** START Given data **

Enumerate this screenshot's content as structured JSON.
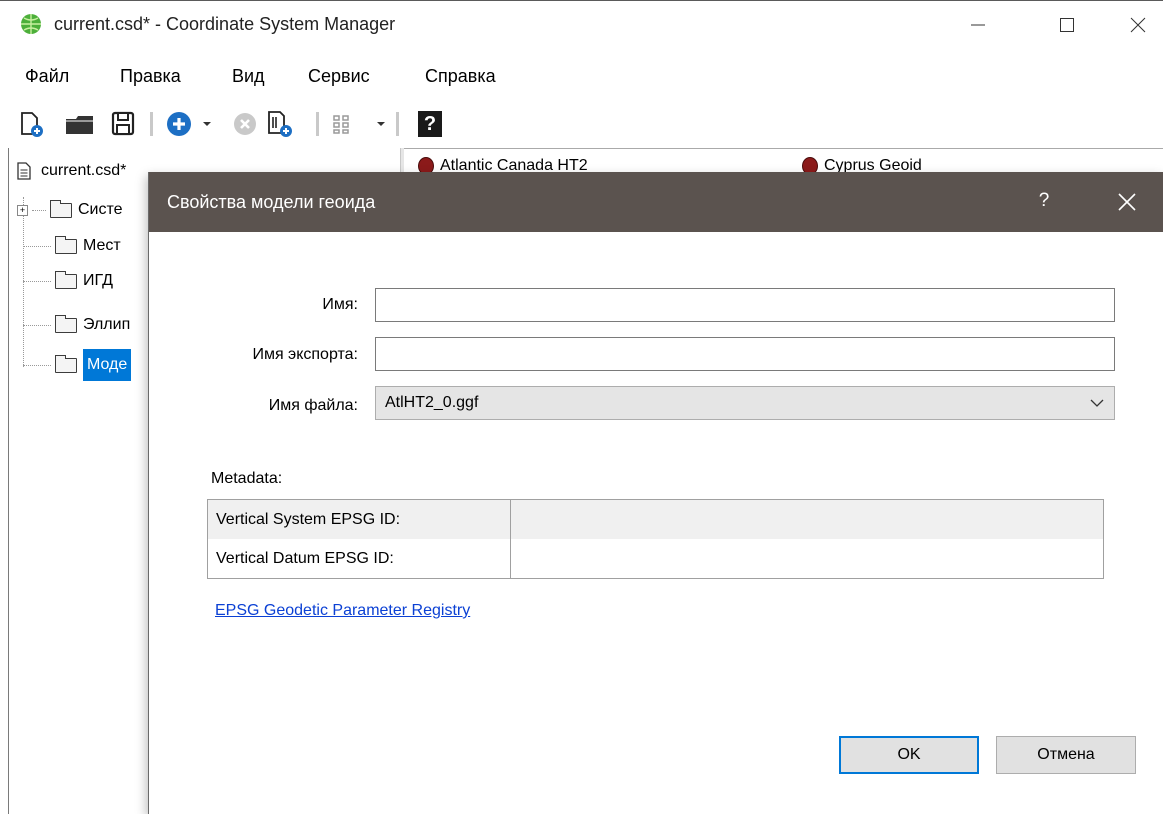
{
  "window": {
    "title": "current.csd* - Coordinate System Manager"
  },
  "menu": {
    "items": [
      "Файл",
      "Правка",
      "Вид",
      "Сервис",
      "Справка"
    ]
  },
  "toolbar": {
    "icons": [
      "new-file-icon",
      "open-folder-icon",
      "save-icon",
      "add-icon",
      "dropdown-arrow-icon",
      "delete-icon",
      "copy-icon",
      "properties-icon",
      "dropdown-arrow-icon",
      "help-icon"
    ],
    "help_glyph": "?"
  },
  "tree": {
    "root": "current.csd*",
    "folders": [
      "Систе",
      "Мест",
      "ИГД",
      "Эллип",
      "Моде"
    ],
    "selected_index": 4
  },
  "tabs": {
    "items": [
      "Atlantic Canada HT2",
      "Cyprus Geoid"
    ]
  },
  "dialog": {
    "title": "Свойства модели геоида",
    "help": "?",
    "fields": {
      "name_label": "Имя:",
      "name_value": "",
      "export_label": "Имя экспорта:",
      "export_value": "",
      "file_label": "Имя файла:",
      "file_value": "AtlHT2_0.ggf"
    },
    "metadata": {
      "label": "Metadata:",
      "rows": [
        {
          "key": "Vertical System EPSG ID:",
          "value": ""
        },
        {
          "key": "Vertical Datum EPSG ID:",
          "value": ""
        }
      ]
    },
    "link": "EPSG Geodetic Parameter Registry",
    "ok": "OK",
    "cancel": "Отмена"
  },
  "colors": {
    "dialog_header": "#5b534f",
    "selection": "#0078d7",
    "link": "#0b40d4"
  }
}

** END Given data **

(Work to do) Leave the pictures out, and print every line of the listing exactly as written.

(Completed exercise)
Enumerate this screenshot's content as structured JSON.
{
  "window": {
    "title": "current.csd* - Coordinate System Manager"
  },
  "menu": {
    "items": [
      "Файл",
      "Правка",
      "Вид",
      "Сервис",
      "Справка"
    ]
  },
  "toolbar": {
    "icons": [
      "new-file-icon",
      "open-folder-icon",
      "save-icon",
      "add-icon",
      "dropdown-arrow-icon",
      "delete-icon",
      "copy-icon",
      "properties-icon",
      "dropdown-arrow-icon",
      "help-icon"
    ],
    "help_glyph": "?"
  },
  "tree": {
    "root": "current.csd*",
    "folders": [
      "Систе",
      "Мест",
      "ИГД",
      "Эллип",
      "Моде"
    ],
    "selected_index": 4
  },
  "tabs": {
    "items": [
      "Atlantic Canada HT2",
      "Cyprus Geoid"
    ]
  },
  "dialog": {
    "title": "Свойства модели геоида",
    "help": "?",
    "fields": {
      "name_label": "Имя:",
      "name_value": "",
      "export_label": "Имя экспорта:",
      "export_value": "",
      "file_label": "Имя файла:",
      "file_value": "AtlHT2_0.ggf"
    },
    "metadata": {
      "label": "Metadata:",
      "rows": [
        {
          "key": "Vertical System EPSG ID:",
          "value": ""
        },
        {
          "key": "Vertical Datum EPSG ID:",
          "value": ""
        }
      ]
    },
    "link": "EPSG Geodetic Parameter Registry",
    "ok": "OK",
    "cancel": "Отмена"
  },
  "colors": {
    "dialog_header": "#5b534f",
    "selection": "#0078d7",
    "link": "#0b40d4"
  }
}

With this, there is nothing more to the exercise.